AIM: Starting at the line with "Read all visible content and emit it as JSON." and stopping at the final line, retype the data below exactly; do not carry over any pictures.
>> BEGIN EXERCISE INPUTS
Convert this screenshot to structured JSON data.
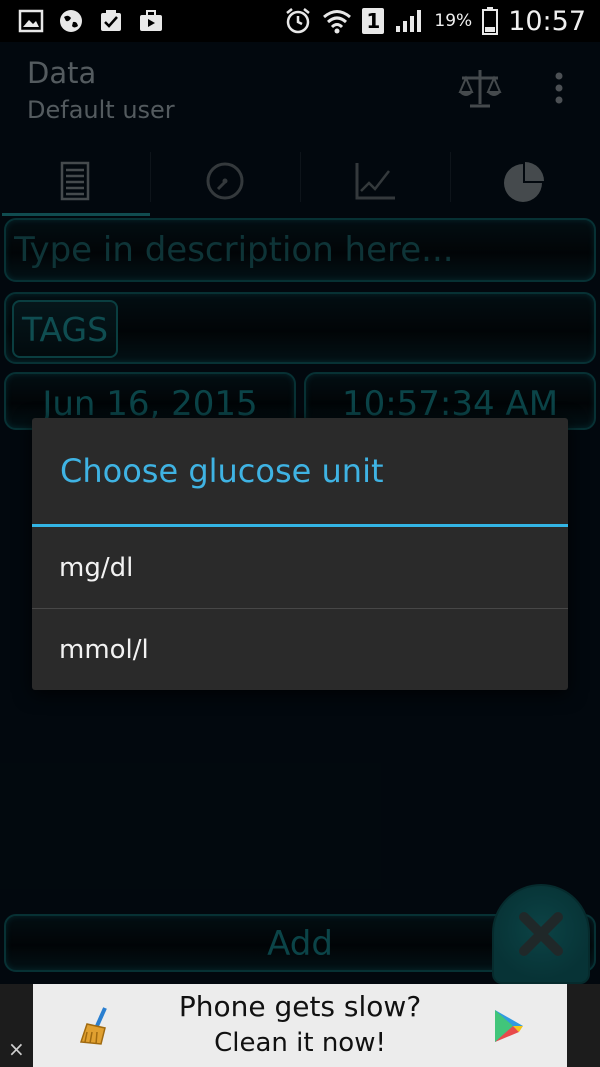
{
  "status_bar": {
    "battery_percent": "19%",
    "sim_slot": "1",
    "clock": "10:57",
    "icons": [
      "gallery-icon",
      "globe-icon",
      "clipboard-check-icon",
      "briefcase-icon",
      "alarm-icon",
      "wifi-icon",
      "signal-icon",
      "battery-icon"
    ]
  },
  "header": {
    "title": "Data",
    "subtitle": "Default user",
    "actions": [
      "scale-icon",
      "overflow-menu-icon"
    ]
  },
  "tabs": [
    {
      "icon": "list-icon",
      "active": true
    },
    {
      "icon": "gauge-icon",
      "active": false
    },
    {
      "icon": "line-chart-icon",
      "active": false
    },
    {
      "icon": "pie-chart-icon",
      "active": false
    }
  ],
  "form": {
    "description_placeholder": "Type in description here...",
    "tags_label": "TAGS",
    "date": "Jun 16, 2015",
    "time": "10:57:34 AM",
    "add_label": "Add"
  },
  "dialog": {
    "title": "Choose glucose unit",
    "options": [
      "mg/dl",
      "mmol/l"
    ]
  },
  "ad": {
    "line1": "Phone gets slow?",
    "line2": "Clean it now!",
    "close_label": "×"
  },
  "colors": {
    "accent": "#33b5e5",
    "teal": "#157d84",
    "background": "#04101a",
    "dialog_bg": "#2a2a2a"
  }
}
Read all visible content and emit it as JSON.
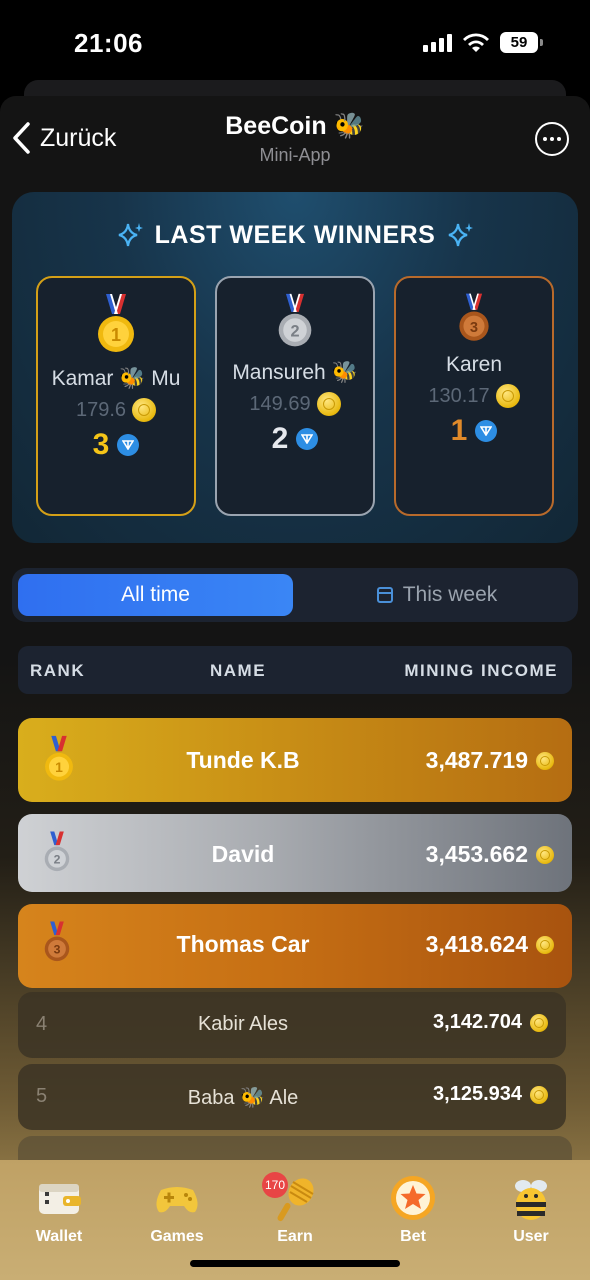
{
  "status_bar": {
    "time": "21:06",
    "battery": "59"
  },
  "header": {
    "back_label": "Zurück",
    "title": "BeeCoin 🐝",
    "subtitle": "Mini-App"
  },
  "winners": {
    "title": "LAST WEEK WINNERS",
    "cards": [
      {
        "rank": "1",
        "name": "Kamar 🐝 Mu",
        "score": "179.6",
        "prize": "3",
        "prize_color": "#f5c518"
      },
      {
        "rank": "2",
        "name": "Mansureh 🐝",
        "score": "149.69",
        "prize": "2",
        "prize_color": "#e6e9ee"
      },
      {
        "rank": "3",
        "name": "Karen",
        "score": "130.17",
        "prize": "1",
        "prize_color": "#e08a2a"
      }
    ]
  },
  "tabs": {
    "all_time": "All time",
    "this_week": "This week",
    "active": "all_time"
  },
  "table": {
    "headers": {
      "rank": "RANK",
      "name": "NAME",
      "income": "MINING INCOME"
    },
    "rows": [
      {
        "rank": "1",
        "name": "Tunde K.B",
        "income": "3,487.719"
      },
      {
        "rank": "2",
        "name": "David",
        "income": "3,453.662"
      },
      {
        "rank": "3",
        "name": "Thomas Car",
        "income": "3,418.624"
      },
      {
        "rank": "4",
        "name": "Kabir Ales",
        "income": "3,142.704"
      },
      {
        "rank": "5",
        "name": "Baba 🐝 Ale",
        "income": "3,125.934"
      }
    ]
  },
  "nav": {
    "items": [
      {
        "label": "Wallet",
        "icon": "wallet-icon"
      },
      {
        "label": "Games",
        "icon": "gamepad-icon"
      },
      {
        "label": "Earn",
        "icon": "honey-dipper-icon",
        "badge": "170"
      },
      {
        "label": "Bet",
        "icon": "star-badge-icon"
      },
      {
        "label": "User",
        "icon": "bee-icon"
      }
    ]
  },
  "colors": {
    "accent": "#2f6ff0",
    "gold": "#d9ae1c",
    "silver": "#a8abb0",
    "bronze": "#c77014"
  }
}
>> END EXERCISE INPUTS
OUTPUT OF THE EXERCISE:
Read all visible content and emit it as JSON.
{
  "status_bar": {
    "time": "21:06",
    "battery": "59"
  },
  "header": {
    "back_label": "Zurück",
    "title": "BeeCoin 🐝",
    "subtitle": "Mini-App"
  },
  "winners": {
    "title": "LAST WEEK WINNERS",
    "cards": [
      {
        "rank": "1",
        "name": "Kamar 🐝 Mu",
        "score": "179.6",
        "prize": "3",
        "prize_color": "#f5c518"
      },
      {
        "rank": "2",
        "name": "Mansureh 🐝",
        "score": "149.69",
        "prize": "2",
        "prize_color": "#e6e9ee"
      },
      {
        "rank": "3",
        "name": "Karen",
        "score": "130.17",
        "prize": "1",
        "prize_color": "#e08a2a"
      }
    ]
  },
  "tabs": {
    "all_time": "All time",
    "this_week": "This week",
    "active": "all_time"
  },
  "table": {
    "headers": {
      "rank": "RANK",
      "name": "NAME",
      "income": "MINING INCOME"
    },
    "rows": [
      {
        "rank": "1",
        "name": "Tunde K.B",
        "income": "3,487.719"
      },
      {
        "rank": "2",
        "name": "David",
        "income": "3,453.662"
      },
      {
        "rank": "3",
        "name": "Thomas Car",
        "income": "3,418.624"
      },
      {
        "rank": "4",
        "name": "Kabir Ales",
        "income": "3,142.704"
      },
      {
        "rank": "5",
        "name": "Baba 🐝 Ale",
        "income": "3,125.934"
      }
    ]
  },
  "nav": {
    "items": [
      {
        "label": "Wallet",
        "icon": "wallet-icon"
      },
      {
        "label": "Games",
        "icon": "gamepad-icon"
      },
      {
        "label": "Earn",
        "icon": "honey-dipper-icon",
        "badge": "170"
      },
      {
        "label": "Bet",
        "icon": "star-badge-icon"
      },
      {
        "label": "User",
        "icon": "bee-icon"
      }
    ]
  },
  "colors": {
    "accent": "#2f6ff0",
    "gold": "#d9ae1c",
    "silver": "#a8abb0",
    "bronze": "#c77014"
  }
}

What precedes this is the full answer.